Gather the lines from the material that contain "band".

** begin Record set **

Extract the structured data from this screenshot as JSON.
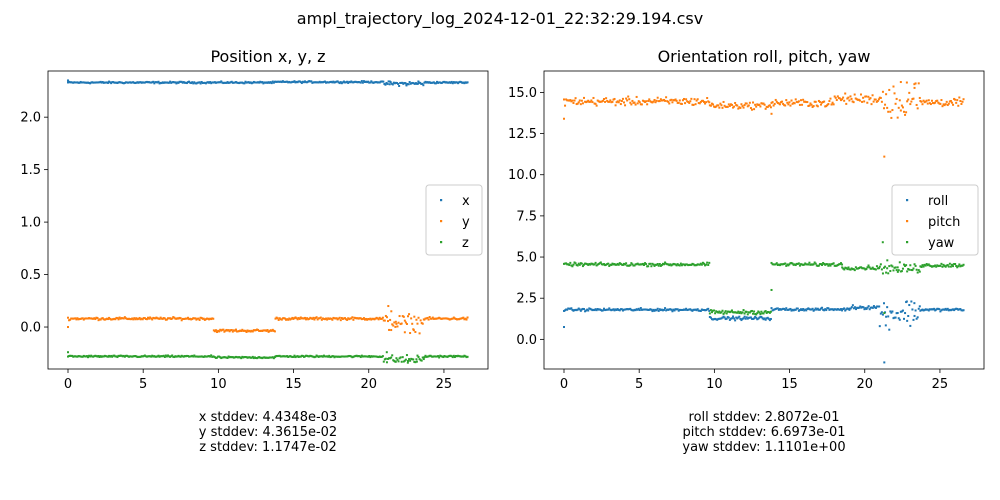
{
  "suptitle": "ampl_trajectory_log_2024-12-01_22:32:29.194.csv",
  "colors": {
    "c0": "#1f77b4",
    "c1": "#ff7f0e",
    "c2": "#2ca02c"
  },
  "chart_data": [
    {
      "type": "scatter",
      "title": "Position x, y, z",
      "xlim": [
        -1.33,
        27.93
      ],
      "ylim": [
        -0.4,
        2.44
      ],
      "xticks": [
        0,
        5,
        10,
        15,
        20,
        25
      ],
      "yticks": [
        0.0,
        0.5,
        1.0,
        1.5,
        2.0
      ],
      "ytick_labels": [
        "0.0",
        "0.5",
        "1.0",
        "1.5",
        "2.0"
      ],
      "legend_location": "center-right",
      "series": [
        {
          "name": "x",
          "color": "#1f77b4",
          "segments": [
            {
              "x0": 0.0,
              "x1": 9.7,
              "y": 2.33,
              "noise": 0.004
            },
            {
              "x0": 9.7,
              "x1": 13.8,
              "y": 2.33,
              "noise": 0.004
            },
            {
              "x0": 13.8,
              "x1": 20.9,
              "y": 2.335,
              "noise": 0.004
            },
            {
              "x0": 20.9,
              "x1": 23.7,
              "y": 2.32,
              "noise": 0.01
            },
            {
              "x0": 23.7,
              "x1": 26.6,
              "y": 2.33,
              "noise": 0.004
            }
          ],
          "outliers": [
            [
              0.0,
              2.35
            ],
            [
              21.4,
              2.34
            ],
            [
              22.5,
              2.31
            ],
            [
              23.3,
              2.34
            ]
          ]
        },
        {
          "name": "y",
          "color": "#ff7f0e",
          "segments": [
            {
              "x0": 0.0,
              "x1": 9.7,
              "y": 0.08,
              "noise": 0.006
            },
            {
              "x0": 9.7,
              "x1": 13.8,
              "y": -0.035,
              "noise": 0.006
            },
            {
              "x0": 13.8,
              "x1": 21.0,
              "y": 0.08,
              "noise": 0.006
            },
            {
              "x0": 21.0,
              "x1": 23.7,
              "y": 0.04,
              "noise": 0.04
            },
            {
              "x0": 23.7,
              "x1": 26.6,
              "y": 0.08,
              "noise": 0.006
            }
          ],
          "outliers": [
            [
              0.0,
              0.0
            ],
            [
              21.3,
              0.2
            ],
            [
              21.5,
              0.15
            ],
            [
              22.4,
              -0.05
            ],
            [
              23.0,
              -0.03
            ],
            [
              21.8,
              0.05
            ]
          ]
        },
        {
          "name": "z",
          "color": "#2ca02c",
          "segments": [
            {
              "x0": 0.0,
              "x1": 9.7,
              "y": -0.28,
              "noise": 0.004
            },
            {
              "x0": 9.7,
              "x1": 13.8,
              "y": -0.29,
              "noise": 0.004
            },
            {
              "x0": 13.8,
              "x1": 21.0,
              "y": -0.28,
              "noise": 0.004
            },
            {
              "x0": 21.0,
              "x1": 23.7,
              "y": -0.31,
              "noise": 0.02
            },
            {
              "x0": 23.7,
              "x1": 26.6,
              "y": -0.28,
              "noise": 0.004
            }
          ],
          "outliers": [
            [
              0.0,
              -0.24
            ],
            [
              21.2,
              -0.24
            ],
            [
              21.8,
              -0.33
            ],
            [
              22.6,
              -0.34
            ],
            [
              23.2,
              -0.33
            ]
          ]
        }
      ]
    },
    {
      "type": "scatter",
      "title": "Orientation roll, pitch, yaw",
      "xlim": [
        -1.33,
        27.93
      ],
      "ylim": [
        -1.8,
        16.3
      ],
      "xticks": [
        0,
        5,
        10,
        15,
        20,
        25
      ],
      "yticks": [
        0.0,
        2.5,
        5.0,
        7.5,
        10.0,
        12.5,
        15.0
      ],
      "ytick_labels": [
        "0.0",
        "2.5",
        "5.0",
        "7.5",
        "10.0",
        "12.5",
        "15.0"
      ],
      "legend_location": "center-right",
      "series": [
        {
          "name": "roll",
          "color": "#1f77b4",
          "segments": [
            {
              "x0": 0.0,
              "x1": 9.7,
              "y": 1.8,
              "noise": 0.04
            },
            {
              "x0": 9.7,
              "x1": 13.8,
              "y": 1.28,
              "noise": 0.05
            },
            {
              "x0": 13.8,
              "x1": 19.0,
              "y": 1.82,
              "noise": 0.04
            },
            {
              "x0": 19.0,
              "x1": 21.0,
              "y": 1.95,
              "noise": 0.06
            },
            {
              "x0": 21.0,
              "x1": 23.7,
              "y": 1.6,
              "noise": 0.4
            },
            {
              "x0": 23.7,
              "x1": 26.6,
              "y": 1.8,
              "noise": 0.04
            }
          ],
          "outliers": [
            [
              0.0,
              0.75
            ],
            [
              21.3,
              -1.4
            ],
            [
              21.4,
              0.85
            ],
            [
              22.8,
              2.3
            ],
            [
              23.3,
              2.2
            ]
          ]
        },
        {
          "name": "pitch",
          "color": "#ff7f0e",
          "segments": [
            {
              "x0": 0.0,
              "x1": 9.7,
              "y": 14.45,
              "noise": 0.12
            },
            {
              "x0": 9.7,
              "x1": 13.8,
              "y": 14.2,
              "noise": 0.1
            },
            {
              "x0": 13.8,
              "x1": 18.0,
              "y": 14.35,
              "noise": 0.12
            },
            {
              "x0": 18.0,
              "x1": 21.0,
              "y": 14.6,
              "noise": 0.15
            },
            {
              "x0": 21.0,
              "x1": 23.7,
              "y": 14.6,
              "noise": 0.6
            },
            {
              "x0": 23.7,
              "x1": 26.6,
              "y": 14.4,
              "noise": 0.12
            }
          ],
          "outliers": [
            [
              0.0,
              13.4
            ],
            [
              13.8,
              13.7
            ],
            [
              21.3,
              11.1
            ],
            [
              22.4,
              13.9
            ],
            [
              22.8,
              15.6
            ],
            [
              23.3,
              15.5
            ]
          ]
        },
        {
          "name": "yaw",
          "color": "#2ca02c",
          "segments": [
            {
              "x0": 0.0,
              "x1": 9.7,
              "y": 4.55,
              "noise": 0.05
            },
            {
              "x0": 9.7,
              "x1": 13.8,
              "y": 1.65,
              "noise": 0.06
            },
            {
              "x0": 13.8,
              "x1": 18.5,
              "y": 4.55,
              "noise": 0.05
            },
            {
              "x0": 18.5,
              "x1": 21.0,
              "y": 4.35,
              "noise": 0.06
            },
            {
              "x0": 21.0,
              "x1": 23.7,
              "y": 4.3,
              "noise": 0.15
            },
            {
              "x0": 23.7,
              "x1": 26.6,
              "y": 4.5,
              "noise": 0.06
            }
          ],
          "outliers": [
            [
              13.8,
              3.0
            ],
            [
              21.2,
              5.9
            ],
            [
              21.3,
              1.6
            ],
            [
              21.5,
              4.8
            ],
            [
              22.2,
              4.1
            ]
          ]
        }
      ]
    }
  ],
  "stats": [
    {
      "lines": [
        "x stddev: 4.4348e-03",
        "y stddev: 4.3615e-02",
        "z stddev: 1.1747e-02"
      ]
    },
    {
      "lines": [
        "roll stddev: 2.8072e-01",
        "pitch stddev: 6.6973e-01",
        "yaw stddev: 1.1101e+00"
      ]
    }
  ]
}
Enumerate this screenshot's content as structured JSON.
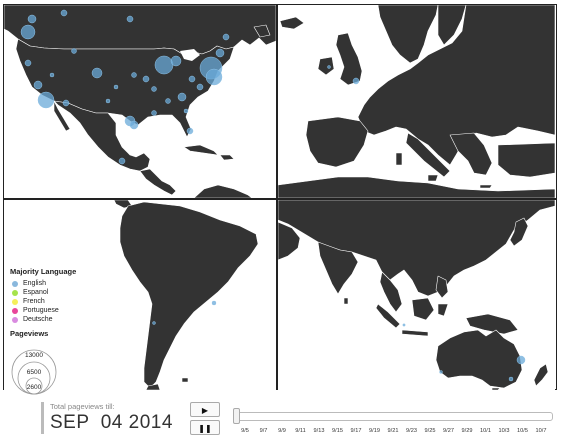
{
  "legend": {
    "language_title": "Majority Language",
    "languages": [
      {
        "label": "English",
        "color": "#8ab8dd"
      },
      {
        "label": "Espanol",
        "color": "#a6e34b"
      },
      {
        "label": "French",
        "color": "#f5ef5a"
      },
      {
        "label": "Portuguese",
        "color": "#e8469a"
      },
      {
        "label": "Deutsche",
        "color": "#d98be0"
      }
    ],
    "pageviews_title": "Pageviews",
    "pageviews_scale": [
      "13000",
      "6500",
      "2600"
    ]
  },
  "controls": {
    "total_label": "Total pageviews till:",
    "date": "SEP  04 2014",
    "play_icon": "play-icon",
    "pause_icon": "pause-icon",
    "ticks": [
      "9/5",
      "9/7",
      "9/9",
      "9/11",
      "9/13",
      "9/15",
      "9/17",
      "9/19",
      "9/21",
      "9/23",
      "9/25",
      "9/27",
      "9/29",
      "10/1",
      "10/3",
      "10/5",
      "10/7"
    ]
  },
  "colors": {
    "land": "#333333",
    "bubble": "#6aa9d8",
    "border": "#ffffff"
  }
}
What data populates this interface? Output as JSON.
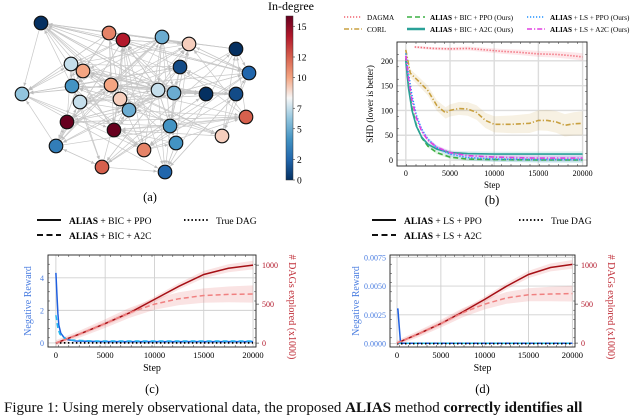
{
  "figure": {
    "caption_prefix": "Figure 1: Using merely observational data, the proposed ",
    "caption_method": "ALIAS",
    "caption_middle": " method ",
    "caption_emph": "correctly identifies all"
  },
  "chart_data": [
    {
      "id": "a",
      "type": "network",
      "panel_label": "(a)",
      "colorbar": {
        "title": "In-degree",
        "range": [
          0,
          16
        ],
        "ticks": [
          0,
          2,
          5,
          7,
          10,
          12,
          15
        ],
        "colormap": [
          "#053061",
          "#2166ac",
          "#4393c3",
          "#92c5de",
          "#f7f7f7",
          "#f4a582",
          "#d6604d",
          "#b2182b",
          "#67001f"
        ]
      },
      "nodes": [
        {
          "id": 1,
          "indegree": 0
        },
        {
          "id": 2,
          "indegree": 11
        },
        {
          "id": 3,
          "indegree": 14
        },
        {
          "id": 4,
          "indegree": 5
        },
        {
          "id": 5,
          "indegree": 9
        },
        {
          "id": 6,
          "indegree": 0
        },
        {
          "id": 7,
          "indegree": 7
        },
        {
          "id": 8,
          "indegree": 10
        },
        {
          "id": 9,
          "indegree": 1
        },
        {
          "id": 10,
          "indegree": 2
        },
        {
          "id": 11,
          "indegree": 6
        },
        {
          "id": 12,
          "indegree": 4
        },
        {
          "id": 13,
          "indegree": 10
        },
        {
          "id": 14,
          "indegree": 7
        },
        {
          "id": 15,
          "indegree": 5
        },
        {
          "id": 16,
          "indegree": 0
        },
        {
          "id": 17,
          "indegree": 1
        },
        {
          "id": 18,
          "indegree": 7
        },
        {
          "id": 19,
          "indegree": 9
        },
        {
          "id": 20,
          "indegree": 5
        },
        {
          "id": 21,
          "indegree": 12
        },
        {
          "id": 22,
          "indegree": 16
        },
        {
          "id": 23,
          "indegree": 16
        },
        {
          "id": 24,
          "indegree": 4
        },
        {
          "id": 25,
          "indegree": 9
        },
        {
          "id": 26,
          "indegree": 4
        },
        {
          "id": 27,
          "indegree": 3
        },
        {
          "id": 28,
          "indegree": 11
        },
        {
          "id": 29,
          "indegree": 12
        },
        {
          "id": 30,
          "indegree": 2
        }
      ]
    },
    {
      "id": "b",
      "type": "line",
      "panel_label": "(b)",
      "xlabel": "Step",
      "ylabel": "SHD (lower is better)",
      "xlim": [
        -1000,
        20500
      ],
      "ylim": [
        -12,
        238
      ],
      "xticks": [
        0,
        5000,
        10000,
        15000,
        20000
      ],
      "yticks": [
        0,
        50,
        100,
        150,
        200
      ],
      "grid": true,
      "legend": "top",
      "series": [
        {
          "name": "DAGMA",
          "bold": "",
          "color": "#f0606f",
          "style": "dotted",
          "x": [
            1000,
            3000,
            5000,
            7000,
            9000,
            11000,
            13000,
            15000,
            17000,
            19000,
            20000
          ],
          "y": [
            228,
            225,
            224,
            225,
            222,
            219,
            217,
            214,
            213,
            210,
            208
          ],
          "band": 8
        },
        {
          "name": "CORL",
          "bold": "",
          "color": "#c8a040",
          "style": "dashdot",
          "x": [
            0,
            500,
            1500,
            2500,
            3500,
            4500,
            5000,
            6000,
            7000,
            8000,
            9000,
            10000,
            11000,
            12000,
            13000,
            14000,
            15000,
            16000,
            17000,
            18000,
            19000,
            20000
          ],
          "y": [
            222,
            175,
            158,
            140,
            110,
            95,
            100,
            104,
            103,
            96,
            80,
            72,
            72,
            72,
            73,
            74,
            80,
            80,
            77,
            70,
            73,
            74
          ],
          "band": 25
        },
        {
          "name": " + BIC + PPO (Ours)",
          "bold": "ALIAS",
          "color": "#3cb043",
          "style": "dashed",
          "x": [
            0,
            300,
            700,
            1200,
            1800,
            2500,
            3500,
            5000,
            7000,
            10000,
            15000,
            20000
          ],
          "y": [
            205,
            150,
            105,
            70,
            45,
            28,
            15,
            6,
            2,
            1,
            0,
            0
          ],
          "band": 5
        },
        {
          "name": " + BIC + A2C (Ours)",
          "bold": "ALIAS",
          "color": "#2aa198",
          "style": "solid",
          "x": [
            0,
            300,
            700,
            1200,
            1800,
            2500,
            3500,
            5000,
            7000,
            10000,
            15000,
            20000
          ],
          "y": [
            200,
            145,
            100,
            68,
            46,
            32,
            22,
            15,
            13,
            12,
            12,
            12
          ],
          "band": 6
        },
        {
          "name": " + LS + PPO (Ours)",
          "bold": "ALIAS",
          "color": "#1e90ff",
          "style": "dotted",
          "x": [
            0,
            300,
            700,
            1200,
            1800,
            2500,
            3500,
            5000,
            7000,
            10000,
            15000,
            20000
          ],
          "y": [
            215,
            175,
            130,
            90,
            62,
            42,
            25,
            12,
            5,
            2,
            1,
            1
          ],
          "band": 7
        },
        {
          "name": " + LS + A2C (Ours)",
          "bold": "ALIAS",
          "color": "#e040e0",
          "style": "dashdot",
          "x": [
            0,
            300,
            700,
            1200,
            1800,
            2500,
            3500,
            5000,
            7000,
            10000,
            15000,
            20000
          ],
          "y": [
            210,
            165,
            120,
            85,
            58,
            40,
            26,
            15,
            9,
            6,
            4,
            4
          ],
          "band": 6
        }
      ]
    },
    {
      "id": "c",
      "type": "line",
      "panel_label": "(c)",
      "xlabel": "Step",
      "ylabel_left": "Negative Reward",
      "ylabel_right": "# DAGs explored (x1000)",
      "xlim": [
        -800,
        20300
      ],
      "ylim_left": [
        -0.25,
        5.4
      ],
      "ylim_right": [
        -50,
        1130
      ],
      "xticks": [
        0,
        5000,
        10000,
        15000,
        20000
      ],
      "yticks_left": [
        0,
        2,
        4
      ],
      "yticks_right": [
        0,
        500,
        1000
      ],
      "grid": true,
      "legend": [
        {
          "label_bold": "ALIAS",
          "label": " + BIC + PPO",
          "style": "solid"
        },
        {
          "label_bold": "ALIAS",
          "label": " + BIC + A2C",
          "style": "dashed"
        },
        {
          "label_bold": "",
          "label": "True DAG",
          "style": "dotted"
        }
      ],
      "series": [
        {
          "name": "reward PPO",
          "axis": "left",
          "color": "#1f5fe0",
          "style": "solid",
          "x": [
            0,
            100,
            200,
            300,
            500,
            800,
            1200,
            2000,
            3000,
            5000,
            10000,
            20000
          ],
          "y": [
            4.3,
            3.0,
            1.8,
            1.1,
            0.6,
            0.35,
            0.2,
            0.12,
            0.1,
            0.08,
            0.08,
            0.08
          ]
        },
        {
          "name": "reward A2C",
          "axis": "left",
          "color": "#22b8f0",
          "style": "dashed",
          "x": [
            0,
            100,
            200,
            400,
            700,
            1000,
            1500,
            2500,
            4000,
            8000,
            20000
          ],
          "y": [
            1.7,
            1.3,
            0.9,
            0.55,
            0.35,
            0.25,
            0.18,
            0.15,
            0.12,
            0.12,
            0.12
          ]
        },
        {
          "name": "true DAG",
          "axis": "left",
          "color": "#000000",
          "style": "dotted",
          "x": [
            0,
            20000
          ],
          "y": [
            0,
            0
          ]
        },
        {
          "name": "DAGs PPO",
          "axis": "right",
          "color": "#a50f15",
          "style": "solid",
          "x": [
            0,
            2500,
            5000,
            7500,
            10000,
            12500,
            15000,
            17500,
            20000
          ],
          "y": [
            0,
            120,
            250,
            390,
            560,
            730,
            880,
            960,
            1000
          ],
          "band": 60
        },
        {
          "name": "DAGs A2C",
          "axis": "right",
          "color": "#f08080",
          "style": "dashed",
          "x": [
            0,
            2500,
            5000,
            7500,
            10000,
            12500,
            15000,
            17500,
            20000
          ],
          "y": [
            0,
            120,
            250,
            390,
            500,
            570,
            610,
            625,
            630
          ],
          "band": 120
        }
      ]
    },
    {
      "id": "d",
      "type": "line",
      "panel_label": "(d)",
      "xlabel": "Step",
      "ylabel_left": "Negative Reward",
      "ylabel_right": "# DAGs explored (x1000)",
      "xlim": [
        -800,
        20300
      ],
      "ylim_left": [
        -0.0003,
        0.0077
      ],
      "ylim_right": [
        -50,
        1130
      ],
      "xticks": [
        0,
        5000,
        10000,
        15000,
        20000
      ],
      "yticks_left": [
        0.0,
        0.0025,
        0.005,
        0.0075
      ],
      "yticks_left_labels": [
        "0.0000",
        "0.0025",
        "0.0050",
        "0.0075"
      ],
      "yticks_right": [
        0,
        500,
        1000
      ],
      "grid": true,
      "legend": [
        {
          "label_bold": "ALIAS",
          "label": " + LS + PPO",
          "style": "solid"
        },
        {
          "label_bold": "ALIAS",
          "label": " + LS + A2C",
          "style": "dashed"
        },
        {
          "label_bold": "",
          "label": "True DAG",
          "style": "dotted"
        }
      ],
      "series": [
        {
          "name": "reward PPO",
          "axis": "left",
          "color": "#1f5fe0",
          "style": "solid",
          "x": [
            0,
            100,
            250,
            400,
            600,
            20000
          ],
          "y": [
            0.003,
            0.003,
            0.0015,
            0.0001,
            2e-05,
            2e-05
          ]
        },
        {
          "name": "reward A2C",
          "axis": "left",
          "color": "#22b8f0",
          "style": "dashed",
          "x": [
            0,
            20000
          ],
          "y": [
            3e-05,
            3e-05
          ]
        },
        {
          "name": "true DAG",
          "axis": "left",
          "color": "#000000",
          "style": "dotted",
          "x": [
            0,
            20000
          ],
          "y": [
            0,
            0
          ]
        },
        {
          "name": "DAGs PPO",
          "axis": "right",
          "color": "#a50f15",
          "style": "solid",
          "x": [
            0,
            2500,
            5000,
            7500,
            10000,
            12500,
            15000,
            17500,
            20000
          ],
          "y": [
            0,
            120,
            250,
            400,
            560,
            730,
            880,
            970,
            1010
          ],
          "band": 60
        },
        {
          "name": "DAGs A2C",
          "axis": "right",
          "color": "#f08080",
          "style": "dashed",
          "x": [
            0,
            2500,
            5000,
            7500,
            10000,
            12500,
            15000,
            17500,
            20000
          ],
          "y": [
            0,
            120,
            250,
            390,
            500,
            580,
            620,
            630,
            635
          ],
          "band": 110
        }
      ]
    }
  ]
}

** end Record set **

The result:
          "band": 8
          "band": 25
          "band": 5
          "band": 6
          "band": 7
          "band": 6
          "band": 60
          "band": 120
          "band": 60
          "band": 110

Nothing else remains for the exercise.